Work to complete:
Where the word "Humpback" appears in a line of the entries below, count that line and give the total alone.

[Figure content listings]
----
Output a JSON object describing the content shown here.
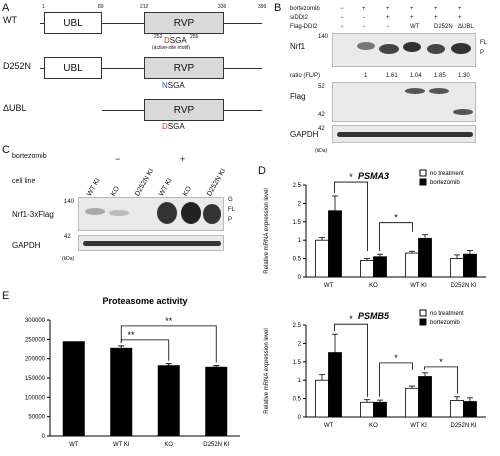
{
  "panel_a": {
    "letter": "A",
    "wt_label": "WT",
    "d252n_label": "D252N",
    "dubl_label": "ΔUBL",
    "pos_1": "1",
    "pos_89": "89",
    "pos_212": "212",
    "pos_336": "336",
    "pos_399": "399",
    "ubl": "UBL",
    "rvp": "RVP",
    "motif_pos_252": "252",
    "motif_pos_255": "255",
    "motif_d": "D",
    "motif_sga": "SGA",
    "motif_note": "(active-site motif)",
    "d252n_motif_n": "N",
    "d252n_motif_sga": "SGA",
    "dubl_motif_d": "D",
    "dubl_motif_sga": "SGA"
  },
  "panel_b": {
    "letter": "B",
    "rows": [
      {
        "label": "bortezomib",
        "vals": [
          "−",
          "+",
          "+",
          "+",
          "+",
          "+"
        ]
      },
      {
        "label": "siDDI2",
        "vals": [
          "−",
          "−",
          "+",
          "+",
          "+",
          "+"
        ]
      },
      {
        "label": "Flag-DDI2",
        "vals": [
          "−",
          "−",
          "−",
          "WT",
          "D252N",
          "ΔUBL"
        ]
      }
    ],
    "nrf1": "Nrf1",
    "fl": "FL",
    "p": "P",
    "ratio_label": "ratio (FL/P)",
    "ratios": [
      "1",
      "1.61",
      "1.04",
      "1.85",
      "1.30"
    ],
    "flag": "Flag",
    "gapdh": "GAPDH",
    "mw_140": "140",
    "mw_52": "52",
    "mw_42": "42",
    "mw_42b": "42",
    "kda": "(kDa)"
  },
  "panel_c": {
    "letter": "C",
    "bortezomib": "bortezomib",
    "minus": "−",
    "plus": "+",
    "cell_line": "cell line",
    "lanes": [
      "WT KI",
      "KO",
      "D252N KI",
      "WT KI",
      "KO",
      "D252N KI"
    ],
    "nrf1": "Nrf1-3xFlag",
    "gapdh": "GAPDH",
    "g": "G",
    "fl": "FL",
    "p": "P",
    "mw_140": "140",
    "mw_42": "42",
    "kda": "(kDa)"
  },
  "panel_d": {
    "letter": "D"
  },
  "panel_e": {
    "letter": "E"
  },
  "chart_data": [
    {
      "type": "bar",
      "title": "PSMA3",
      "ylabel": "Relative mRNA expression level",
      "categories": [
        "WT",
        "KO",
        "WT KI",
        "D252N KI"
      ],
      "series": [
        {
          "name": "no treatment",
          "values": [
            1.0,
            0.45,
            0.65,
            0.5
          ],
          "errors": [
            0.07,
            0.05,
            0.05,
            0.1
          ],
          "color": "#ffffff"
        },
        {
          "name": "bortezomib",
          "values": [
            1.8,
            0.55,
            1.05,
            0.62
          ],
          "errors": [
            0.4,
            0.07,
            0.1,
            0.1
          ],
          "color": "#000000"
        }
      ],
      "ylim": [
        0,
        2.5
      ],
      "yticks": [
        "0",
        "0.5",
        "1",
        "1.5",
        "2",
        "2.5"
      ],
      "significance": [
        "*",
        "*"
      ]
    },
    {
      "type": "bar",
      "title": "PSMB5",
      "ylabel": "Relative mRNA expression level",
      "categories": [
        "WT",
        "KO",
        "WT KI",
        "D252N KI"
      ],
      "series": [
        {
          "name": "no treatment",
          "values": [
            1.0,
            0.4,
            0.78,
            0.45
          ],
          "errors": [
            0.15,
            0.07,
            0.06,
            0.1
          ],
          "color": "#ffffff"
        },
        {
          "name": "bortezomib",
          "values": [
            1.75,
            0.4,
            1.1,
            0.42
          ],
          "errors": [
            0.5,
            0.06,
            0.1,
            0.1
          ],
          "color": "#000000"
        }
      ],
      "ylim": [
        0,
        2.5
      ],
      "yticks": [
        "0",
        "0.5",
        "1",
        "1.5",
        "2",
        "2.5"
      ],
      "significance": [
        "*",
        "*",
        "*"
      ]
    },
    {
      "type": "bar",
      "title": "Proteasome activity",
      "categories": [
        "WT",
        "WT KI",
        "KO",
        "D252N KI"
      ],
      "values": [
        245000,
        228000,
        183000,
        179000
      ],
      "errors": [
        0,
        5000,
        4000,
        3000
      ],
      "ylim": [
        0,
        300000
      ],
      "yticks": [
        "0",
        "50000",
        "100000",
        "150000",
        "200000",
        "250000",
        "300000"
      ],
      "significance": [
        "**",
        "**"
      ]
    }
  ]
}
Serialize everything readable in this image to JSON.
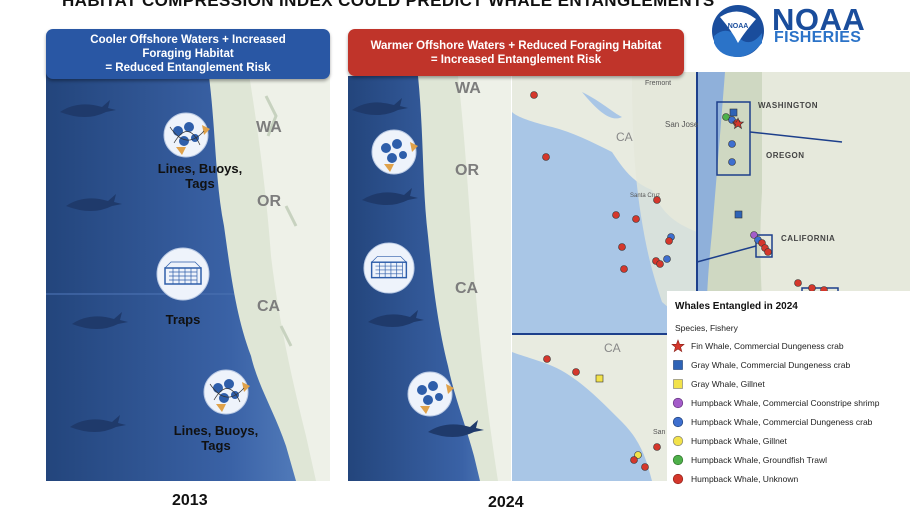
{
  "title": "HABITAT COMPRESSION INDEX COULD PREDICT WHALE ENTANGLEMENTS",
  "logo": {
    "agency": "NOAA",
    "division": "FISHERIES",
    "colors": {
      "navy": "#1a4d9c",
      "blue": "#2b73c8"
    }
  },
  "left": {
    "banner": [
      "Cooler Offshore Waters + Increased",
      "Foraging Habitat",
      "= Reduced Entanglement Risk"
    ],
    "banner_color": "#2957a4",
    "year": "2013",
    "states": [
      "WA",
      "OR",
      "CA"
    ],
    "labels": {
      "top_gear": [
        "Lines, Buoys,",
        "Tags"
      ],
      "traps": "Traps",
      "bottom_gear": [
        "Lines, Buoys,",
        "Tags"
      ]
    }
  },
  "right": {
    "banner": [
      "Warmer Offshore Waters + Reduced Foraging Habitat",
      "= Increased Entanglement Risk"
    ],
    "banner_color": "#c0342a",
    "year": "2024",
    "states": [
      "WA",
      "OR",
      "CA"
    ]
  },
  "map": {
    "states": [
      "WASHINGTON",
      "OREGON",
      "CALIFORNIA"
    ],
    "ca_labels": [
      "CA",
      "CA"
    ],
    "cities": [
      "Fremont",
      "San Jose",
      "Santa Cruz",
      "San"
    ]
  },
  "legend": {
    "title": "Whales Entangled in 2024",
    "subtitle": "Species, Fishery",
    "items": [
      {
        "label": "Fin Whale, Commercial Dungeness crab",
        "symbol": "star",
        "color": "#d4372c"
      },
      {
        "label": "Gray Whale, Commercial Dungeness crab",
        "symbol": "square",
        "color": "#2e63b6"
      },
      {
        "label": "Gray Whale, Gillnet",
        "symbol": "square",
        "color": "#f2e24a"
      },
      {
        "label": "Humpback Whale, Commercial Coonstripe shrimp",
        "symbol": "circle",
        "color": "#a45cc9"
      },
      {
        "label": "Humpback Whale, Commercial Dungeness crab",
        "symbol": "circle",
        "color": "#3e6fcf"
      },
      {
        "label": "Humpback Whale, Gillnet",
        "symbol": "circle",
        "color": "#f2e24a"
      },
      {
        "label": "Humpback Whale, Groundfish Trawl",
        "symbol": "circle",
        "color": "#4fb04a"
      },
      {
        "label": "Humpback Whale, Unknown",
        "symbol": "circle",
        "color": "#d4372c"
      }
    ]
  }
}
----
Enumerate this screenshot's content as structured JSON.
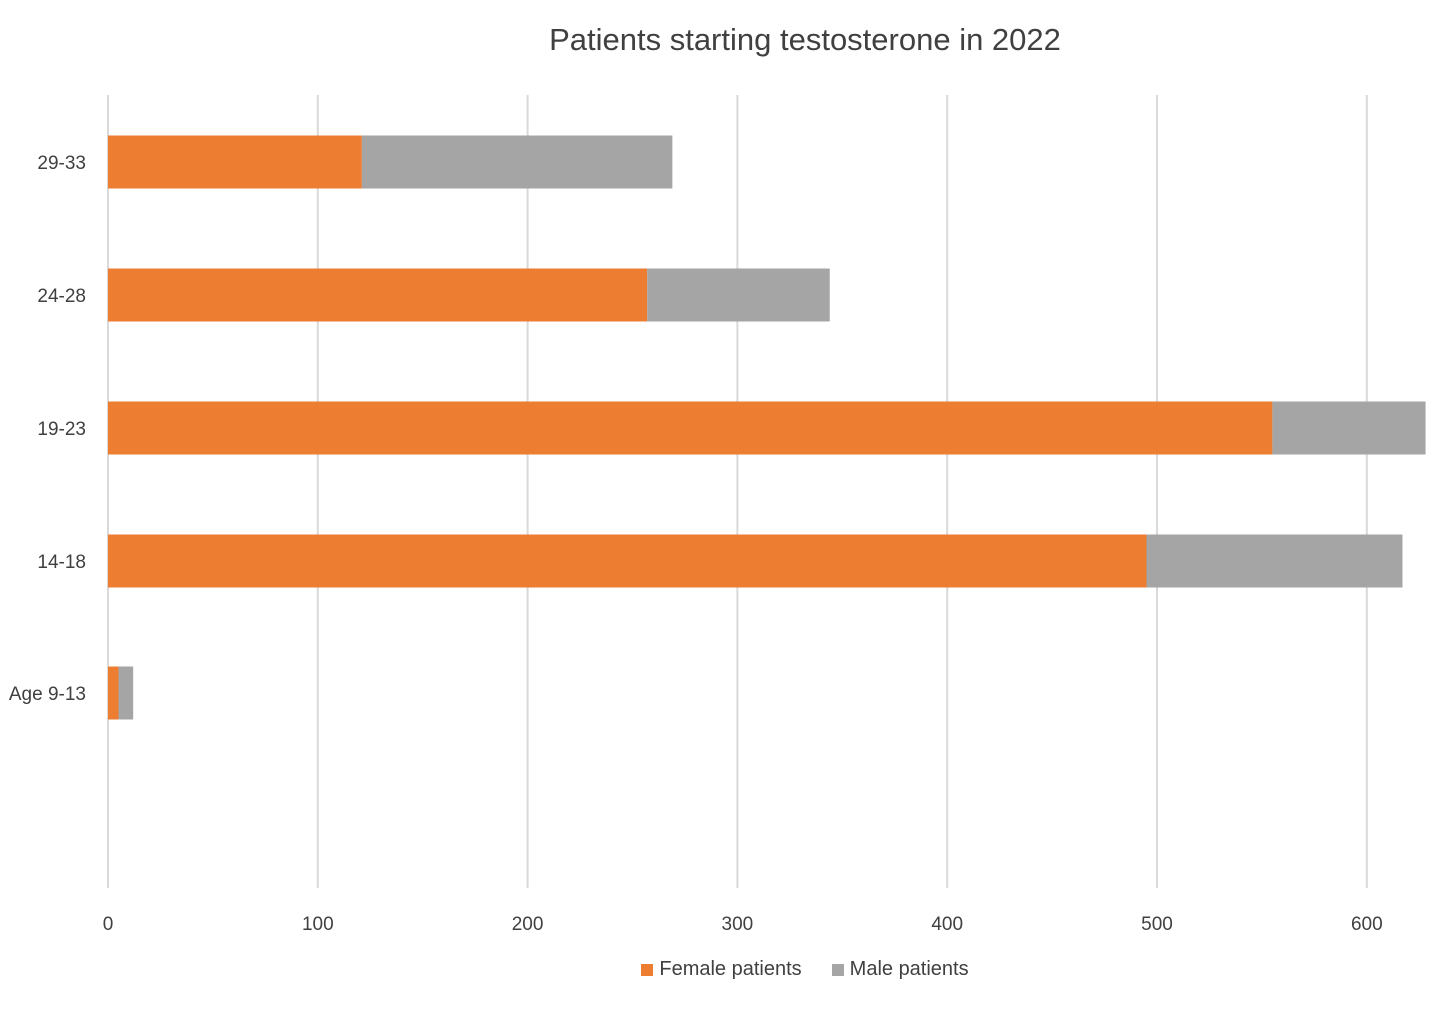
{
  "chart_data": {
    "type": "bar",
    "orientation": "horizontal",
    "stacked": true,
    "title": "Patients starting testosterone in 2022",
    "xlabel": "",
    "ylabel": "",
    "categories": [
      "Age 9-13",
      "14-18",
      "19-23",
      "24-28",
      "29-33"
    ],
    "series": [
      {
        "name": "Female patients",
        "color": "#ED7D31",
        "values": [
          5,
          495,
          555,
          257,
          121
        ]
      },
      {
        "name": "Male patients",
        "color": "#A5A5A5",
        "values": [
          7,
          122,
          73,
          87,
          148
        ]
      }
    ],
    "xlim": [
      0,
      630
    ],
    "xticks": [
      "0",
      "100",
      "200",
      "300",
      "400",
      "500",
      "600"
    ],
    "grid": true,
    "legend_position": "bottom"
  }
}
----
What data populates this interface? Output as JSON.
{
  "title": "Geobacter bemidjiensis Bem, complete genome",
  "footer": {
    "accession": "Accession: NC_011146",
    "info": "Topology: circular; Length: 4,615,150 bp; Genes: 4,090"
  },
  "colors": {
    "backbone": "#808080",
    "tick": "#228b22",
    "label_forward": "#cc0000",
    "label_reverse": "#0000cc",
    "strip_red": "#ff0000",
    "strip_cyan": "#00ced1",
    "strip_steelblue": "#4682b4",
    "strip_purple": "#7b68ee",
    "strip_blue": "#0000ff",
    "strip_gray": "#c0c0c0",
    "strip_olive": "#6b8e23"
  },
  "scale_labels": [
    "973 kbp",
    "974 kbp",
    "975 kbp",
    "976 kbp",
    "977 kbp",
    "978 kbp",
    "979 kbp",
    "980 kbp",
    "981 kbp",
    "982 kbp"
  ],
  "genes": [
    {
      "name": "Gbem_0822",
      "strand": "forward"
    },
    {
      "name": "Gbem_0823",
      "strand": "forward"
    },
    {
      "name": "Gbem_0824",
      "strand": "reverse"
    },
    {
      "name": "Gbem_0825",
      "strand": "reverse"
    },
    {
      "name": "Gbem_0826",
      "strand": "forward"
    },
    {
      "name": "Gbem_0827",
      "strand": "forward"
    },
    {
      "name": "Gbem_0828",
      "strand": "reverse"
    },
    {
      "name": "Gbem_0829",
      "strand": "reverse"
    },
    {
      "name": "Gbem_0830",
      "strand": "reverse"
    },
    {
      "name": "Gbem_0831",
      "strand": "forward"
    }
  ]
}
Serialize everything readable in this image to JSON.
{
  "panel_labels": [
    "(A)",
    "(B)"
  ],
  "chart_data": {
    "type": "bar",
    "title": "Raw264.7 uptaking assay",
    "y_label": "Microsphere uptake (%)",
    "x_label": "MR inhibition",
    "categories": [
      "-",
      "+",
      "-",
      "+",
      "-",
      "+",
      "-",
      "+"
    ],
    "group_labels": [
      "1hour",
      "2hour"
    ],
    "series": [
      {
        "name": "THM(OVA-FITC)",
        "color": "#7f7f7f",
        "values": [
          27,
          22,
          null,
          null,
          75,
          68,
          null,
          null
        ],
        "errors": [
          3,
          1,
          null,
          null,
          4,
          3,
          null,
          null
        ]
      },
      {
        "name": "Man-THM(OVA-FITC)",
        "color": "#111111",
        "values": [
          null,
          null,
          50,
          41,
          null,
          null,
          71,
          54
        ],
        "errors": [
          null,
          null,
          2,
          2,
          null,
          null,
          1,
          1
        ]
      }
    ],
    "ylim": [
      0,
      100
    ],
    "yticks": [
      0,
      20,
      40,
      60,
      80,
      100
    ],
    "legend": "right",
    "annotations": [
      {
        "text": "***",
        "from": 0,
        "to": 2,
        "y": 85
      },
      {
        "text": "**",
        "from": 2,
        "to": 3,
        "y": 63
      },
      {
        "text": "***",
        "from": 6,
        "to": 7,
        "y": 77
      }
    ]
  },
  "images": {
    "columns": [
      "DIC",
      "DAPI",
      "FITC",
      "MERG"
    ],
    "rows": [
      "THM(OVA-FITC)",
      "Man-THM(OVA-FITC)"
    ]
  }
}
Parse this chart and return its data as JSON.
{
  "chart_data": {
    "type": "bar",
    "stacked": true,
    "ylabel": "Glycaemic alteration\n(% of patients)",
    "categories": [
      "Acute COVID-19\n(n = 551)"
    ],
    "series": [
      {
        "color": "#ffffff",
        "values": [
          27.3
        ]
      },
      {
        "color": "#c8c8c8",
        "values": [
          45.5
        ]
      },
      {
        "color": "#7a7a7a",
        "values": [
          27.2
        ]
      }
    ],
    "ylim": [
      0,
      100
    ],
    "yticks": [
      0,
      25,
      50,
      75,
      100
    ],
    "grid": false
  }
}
----
Answer box:
5